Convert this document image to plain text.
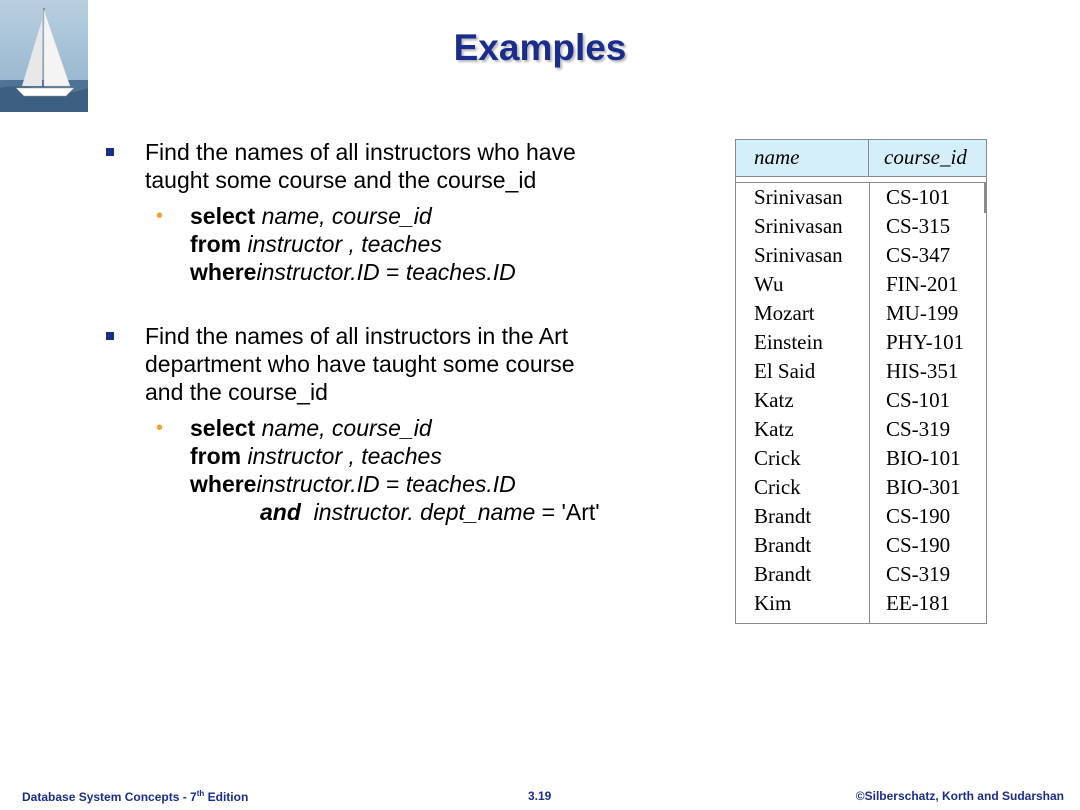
Examples
Find the names of all instructors who have
taught some course and the course_id
• select name, course_id
from instructor , teaches
whereinstructor.ID = teaches.ID
Find the names of all instructors in the Art
department who have taught some course
and the course_id
• select name, course_id
from instructor , teaches
whereinstructor.ID = teaches.ID
and instructor. dept_name = 'Art'
name	course_id
Srinivasan	CS-101
Srinivasan	CS-315
Srinivasan	CS-347
Wu	FIN-201
Mozart	MU-199
Einstein	PHY-101
El Said	HIS-351
Katz	CS-101
Katz	CS-319
Crick	BIO-101
Crick	BIO-301
Brandt	CS-190
Brandt	CS-190
Brandt	CS-319
Kim	EE-181
Database System Concepts - 7th Edition	3.19	©Silberschatz, Korth and Sudarshan
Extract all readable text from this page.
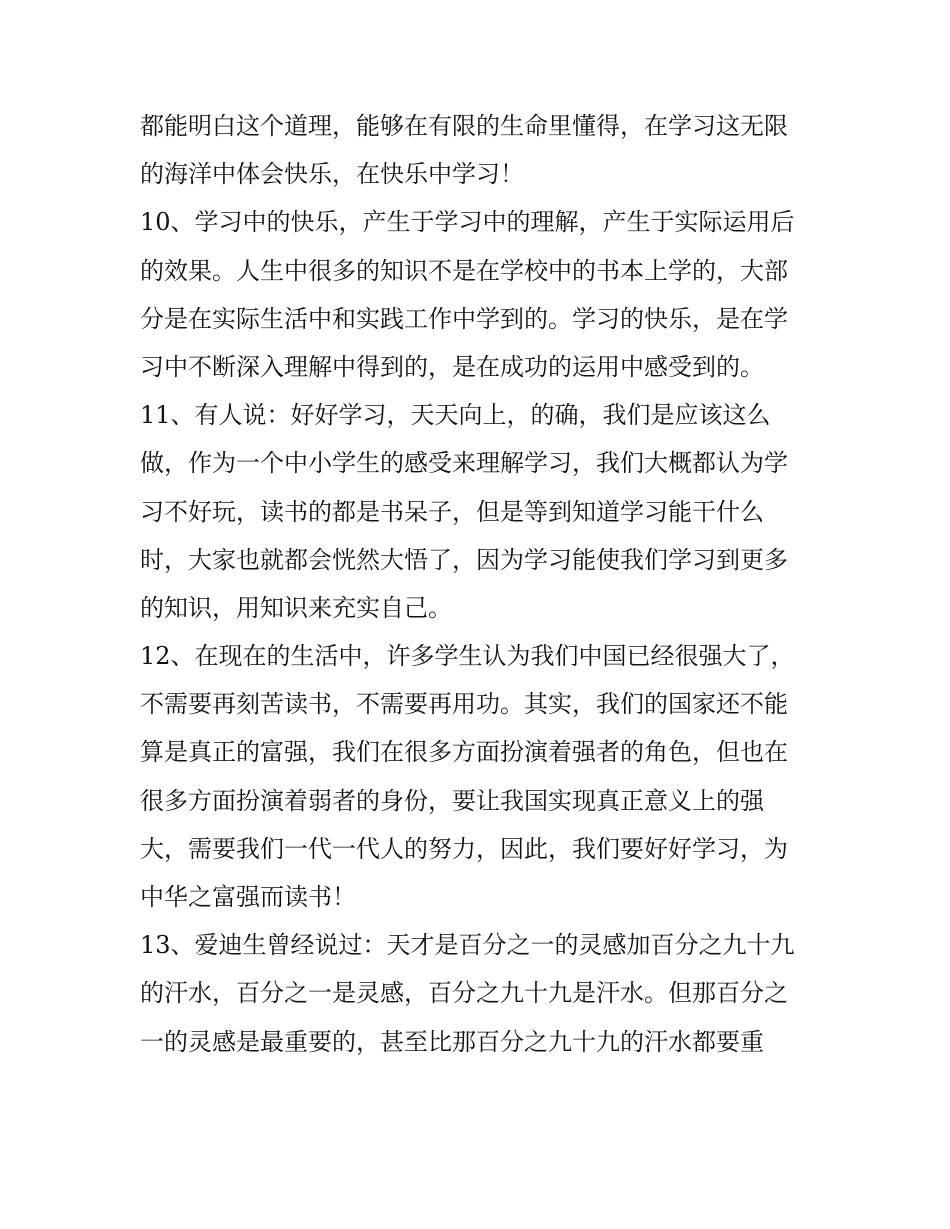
都能明白这个道理，能够在有限的生命里懂得，在学习这无限
的海洋中体会快乐，在快乐中学习！
10、学习中的快乐，产生于学习中的理解，产生于实际运用后
的效果。人生中很多的知识不是在学校中的书本上学的，大部
分是在实际生活中和实践工作中学到的。学习的快乐，是在学
习中不断深入理解中得到的，是在成功的运用中感受到的。
11、有人说：好好学习，天天向上，的确，我们是应该这么
做，作为一个中小学生的感受来理解学习，我们大概都认为学
习不好玩，读书的都是书呆子，但是等到知道学习能干什么
时，大家也就都会恍然大悟了，因为学习能使我们学习到更多
的知识，用知识来充实自己。
12、在现在的生活中，许多学生认为我们中国已经很强大了，
不需要再刻苦读书，不需要再用功。其实，我们的国家还不能
算是真正的富强，我们在很多方面扮演着强者的角色，但也在
很多方面扮演着弱者的身份，要让我国实现真正意义上的强
大，需要我们一代一代人的努力，因此，我们要好好学习，为
中华之富强而读书！
13、爱迪生曾经说过：天才是百分之一的灵感加百分之九十九
的汗水，百分之一是灵感，百分之九十九是汗水。但那百分之
一的灵感是最重要的，甚至比那百分之九十九的汗水都要重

——

EXERCISE REQUIREMENTS:
Where a line above holds the string "this", show that line.

CORRECT ANSWER:
Convert this document image to plain text.
Extract all readable text from this page.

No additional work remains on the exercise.